**Directions for this task**. Type out the records that follow, exactly as given.

Data records
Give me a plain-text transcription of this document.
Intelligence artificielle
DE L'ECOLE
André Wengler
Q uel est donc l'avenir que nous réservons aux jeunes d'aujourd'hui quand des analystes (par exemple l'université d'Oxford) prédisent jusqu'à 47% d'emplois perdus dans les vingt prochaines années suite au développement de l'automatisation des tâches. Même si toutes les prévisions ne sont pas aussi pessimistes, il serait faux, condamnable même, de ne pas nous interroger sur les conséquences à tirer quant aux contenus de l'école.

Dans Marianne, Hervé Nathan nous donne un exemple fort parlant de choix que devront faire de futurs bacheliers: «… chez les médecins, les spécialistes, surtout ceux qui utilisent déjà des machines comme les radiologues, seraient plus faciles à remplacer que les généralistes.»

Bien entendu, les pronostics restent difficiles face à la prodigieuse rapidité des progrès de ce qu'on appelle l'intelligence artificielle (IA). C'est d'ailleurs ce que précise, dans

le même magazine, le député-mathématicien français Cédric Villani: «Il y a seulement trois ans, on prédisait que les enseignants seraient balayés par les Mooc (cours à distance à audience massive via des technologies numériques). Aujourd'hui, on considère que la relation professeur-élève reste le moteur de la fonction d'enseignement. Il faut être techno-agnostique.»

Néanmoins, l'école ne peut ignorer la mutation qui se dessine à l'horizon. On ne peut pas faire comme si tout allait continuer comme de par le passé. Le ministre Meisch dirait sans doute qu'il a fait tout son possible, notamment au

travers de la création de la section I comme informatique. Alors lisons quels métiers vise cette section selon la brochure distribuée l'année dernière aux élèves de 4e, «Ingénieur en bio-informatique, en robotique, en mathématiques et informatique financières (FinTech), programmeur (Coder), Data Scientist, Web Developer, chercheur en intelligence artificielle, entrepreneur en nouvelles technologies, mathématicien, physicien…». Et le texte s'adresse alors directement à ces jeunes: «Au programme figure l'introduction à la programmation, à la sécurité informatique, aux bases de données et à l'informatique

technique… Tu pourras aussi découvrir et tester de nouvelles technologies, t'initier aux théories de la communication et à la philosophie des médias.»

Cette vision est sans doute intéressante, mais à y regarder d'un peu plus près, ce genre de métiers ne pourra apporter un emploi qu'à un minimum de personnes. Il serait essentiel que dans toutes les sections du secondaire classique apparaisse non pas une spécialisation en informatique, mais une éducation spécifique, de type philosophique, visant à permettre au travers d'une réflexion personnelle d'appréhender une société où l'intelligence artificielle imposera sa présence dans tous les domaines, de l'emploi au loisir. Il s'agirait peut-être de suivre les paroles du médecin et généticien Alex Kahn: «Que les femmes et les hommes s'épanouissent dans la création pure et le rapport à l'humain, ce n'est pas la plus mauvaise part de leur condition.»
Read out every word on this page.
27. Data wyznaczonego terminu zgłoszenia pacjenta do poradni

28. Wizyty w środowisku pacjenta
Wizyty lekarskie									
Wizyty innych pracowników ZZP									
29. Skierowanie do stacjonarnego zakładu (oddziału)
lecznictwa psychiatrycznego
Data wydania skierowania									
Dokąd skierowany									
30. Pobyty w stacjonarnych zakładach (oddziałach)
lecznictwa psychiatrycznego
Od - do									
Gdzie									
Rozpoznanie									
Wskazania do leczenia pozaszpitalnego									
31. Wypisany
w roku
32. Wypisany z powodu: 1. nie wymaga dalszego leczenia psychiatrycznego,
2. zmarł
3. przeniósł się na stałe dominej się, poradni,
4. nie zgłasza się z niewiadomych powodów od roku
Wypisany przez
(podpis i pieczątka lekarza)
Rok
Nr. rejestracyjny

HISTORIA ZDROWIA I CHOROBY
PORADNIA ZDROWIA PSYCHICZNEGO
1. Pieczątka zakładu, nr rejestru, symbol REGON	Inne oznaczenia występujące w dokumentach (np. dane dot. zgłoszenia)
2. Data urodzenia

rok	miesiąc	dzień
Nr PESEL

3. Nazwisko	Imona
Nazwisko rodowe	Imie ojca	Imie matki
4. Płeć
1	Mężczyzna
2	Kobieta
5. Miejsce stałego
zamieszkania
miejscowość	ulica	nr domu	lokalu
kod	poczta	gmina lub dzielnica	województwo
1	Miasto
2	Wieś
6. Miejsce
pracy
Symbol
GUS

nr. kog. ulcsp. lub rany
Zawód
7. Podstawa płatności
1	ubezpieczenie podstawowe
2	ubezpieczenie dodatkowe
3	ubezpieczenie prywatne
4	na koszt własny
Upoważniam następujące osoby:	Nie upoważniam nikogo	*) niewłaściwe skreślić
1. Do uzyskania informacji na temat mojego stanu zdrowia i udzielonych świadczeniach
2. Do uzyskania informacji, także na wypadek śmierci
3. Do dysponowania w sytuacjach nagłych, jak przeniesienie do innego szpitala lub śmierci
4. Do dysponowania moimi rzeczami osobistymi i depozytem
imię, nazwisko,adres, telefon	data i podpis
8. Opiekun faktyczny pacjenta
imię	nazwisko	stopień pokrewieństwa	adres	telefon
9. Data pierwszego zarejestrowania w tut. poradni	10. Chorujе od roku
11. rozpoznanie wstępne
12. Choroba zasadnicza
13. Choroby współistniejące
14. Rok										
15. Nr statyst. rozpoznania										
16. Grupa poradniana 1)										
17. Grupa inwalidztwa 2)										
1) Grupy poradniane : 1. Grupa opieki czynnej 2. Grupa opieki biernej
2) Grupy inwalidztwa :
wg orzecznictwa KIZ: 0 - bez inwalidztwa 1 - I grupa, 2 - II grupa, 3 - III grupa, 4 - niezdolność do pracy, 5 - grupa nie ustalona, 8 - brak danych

**Final result**.
Give me a plain-text transcription of this document.
Intelligence artificielle
DE L'ECOLE
André Wengler
Q uel est donc l'avenir que nous réservons aux jeunes d'aujourd'hui quand des analystes (par exemple l'université d'Oxford) prédisent jusqu'à 47% d'emplois perdus dans les vingt prochaines années suite au développement de l'automatisation des tâches. Même si toutes les prévisions ne sont pas aussi pessimistes, il serait faux, condamnable même, de ne pas nous interroger sur les conséquences à tirer quant aux contenus de l'école.

Dans Marianne, Hervé Nathan nous donne un exemple fort parlant de choix que devront faire de futurs bacheliers: «… chez les médecins, les spécialistes, surtout ceux qui utilisent déjà des machines comme les radiologues, seraient plus faciles à remplacer que les généralistes.»

Bien entendu, les pronostics restent difficiles face à la prodigieuse rapidité des progrès de ce qu'on appelle l'intelligence artificielle (IA). C'est d'ailleurs ce que précise, dans

le même magazine, le député-mathématicien français Cédric Villani: «Il y a seulement trois ans, on prédisait que les enseignants seraient balayés par les Mooc (cours à distance à audience massive via des technologies numériques). Aujourd'hui, on considère que la relation professeur-élève reste le moteur de la fonction d'enseignement. Il faut être techno-agnostique.»

Néanmoins, l'école ne peut ignorer la mutation qui se dessine à l'horizon. On ne peut pas faire comme si tout allait continuer comme de par le passé. Le ministre Meisch dirait sans doute qu'il a fait tout son possible, notamment au

travers de la création de la section I comme informatique. Alors lisons quels métiers vise cette section selon la brochure distribuée l'année dernière aux élèves de 4e, «Ingénieur en bio-informatique, en robotique, en mathématiques et informatique financières (FinTech), programmeur (Coder), Data Scientist, Web Developer, chercheur en intelligence artificielle, entrepreneur en nouvelles technologies, mathématicien, physicien…». Et le texte s'adresse alors directement à ces jeunes: «Au programme figure l'introduction à la programmation, à la sécurité informatique, aux bases de données et à l'informatique

technique… Tu pourras aussi découvrir et tester de nouvelles technologies, t'initier aux théories de la communication et à la philosophie des médias.»

Cette vision est sans doute intéressante, mais à y regarder d'un peu plus près, ce genre de métiers ne pourra apporter un emploi qu'à un minimum de personnes. Il serait essentiel que dans toutes les sections du secondaire classique apparaisse non pas une spécialisation en informatique, mais une éducation spécifique, de type philosophique, visant à permettre au travers d'une réflexion personnelle d'appréhender une société où l'intelligence artificielle imposera sa présence dans tous les domaines, de l'emploi au loisir. Il s'agirait peut-être de suivre les paroles du médecin et généticien Alex Kahn: «Que les femmes et les hommes s'épanouissent dans la création pure et le rapport à l'humain, ce n'est pas la plus mauvaise part de leur condition.»
Read out every word on this page.
27. Data wyznaczonego terminu zgłoszenia pacjenta do poradni

28. Wizyty w środowisku pacjenta
Wizyty lekarskie									
Wizyty innych pracowników ZZP									
29. Skierowanie do stacjonarnego zakładu (oddziału)
lecznictwa psychiatrycznego
Data wydania skierowania									
Dokąd skierowany									
30. Pobyty w stacjonarnych zakładach (oddziałach)
lecznictwa psychiatrycznego
Od - do									
Gdzie									
Rozpoznanie									
Wskazania do leczenia pozaszpitalnego									
31. Wypisany
w roku
32. Wypisany z powodu: 1. nie wymaga dalszego leczenia psychiatrycznego,
2. zmarł
3. przeniósł się na stałe dominej się, poradni,
4. nie zgłasza się z niewiadomych powodów od roku
Wypisany przez
(podpis i pieczątka lekarza)
Rok
Nr. rejestracyjny

HISTORIA ZDROWIA I CHOROBY
PORADNIA ZDROWIA PSYCHICZNEGO
1. Pieczątka zakładu, nr rejestru, symbol REGON	Inne oznaczenia występujące w dokumentach (np. dane dot. zgłoszenia)
2. Data urodzenia

rok	miesiąc	dzień
Nr PESEL

3. Nazwisko	Imona
Nazwisko rodowe	Imie ojca	Imie matki
4. Płeć
1	Mężczyzna
2	Kobieta
5. Miejsce stałego
zamieszkania
miejscowość	ulica	nr domu	lokalu
kod	poczta	gmina lub dzielnica	województwo
1	Miasto
2	Wieś
6. Miejsce
pracy
Symbol
GUS

nr. kog. ulcsp. lub rany
Zawód
7. Podstawa płatności
1	ubezpieczenie podstawowe
2	ubezpieczenie dodatkowe
3	ubezpieczenie prywatne
4	na koszt własny
Upoważniam następujące osoby:	Nie upoważniam nikogo	*) niewłaściwe skreślić
1. Do uzyskania informacji na temat mojego stanu zdrowia i udzielonych świadczeniach
2. Do uzyskania informacji, także na wypadek śmierci
3. Do dysponowania w sytuacjach nagłych, jak przeniesienie do innego szpitala lub śmierci
4. Do dysponowania moimi rzeczami osobistymi i depozytem
imię, nazwisko,adres, telefon	data i podpis
8. Opiekun faktyczny pacjenta
imię	nazwisko	stopień pokrewieństwa	adres	telefon
9. Data pierwszego zarejestrowania w tut. poradni	10. Chorujе od roku
11. rozpoznanie wstępne
12. Choroba zasadnicza
13. Choroby współistniejące
14. Rok										
15. Nr statyst. rozpoznania										
16. Grupa poradniana 1)										
17. Grupa inwalidztwa 2)										
1) Grupy poradniane : 1. Grupa opieki czynnej 2. Grupa opieki biernej
2) Grupy inwalidztwa :
wg orzecznictwa KIZ: 0 - bez inwalidztwa 1 - I grupa, 2 - II grupa, 3 - III grupa, 4 - niezdolność do pracy, 5 - grupa nie ustalona, 8 - brak danych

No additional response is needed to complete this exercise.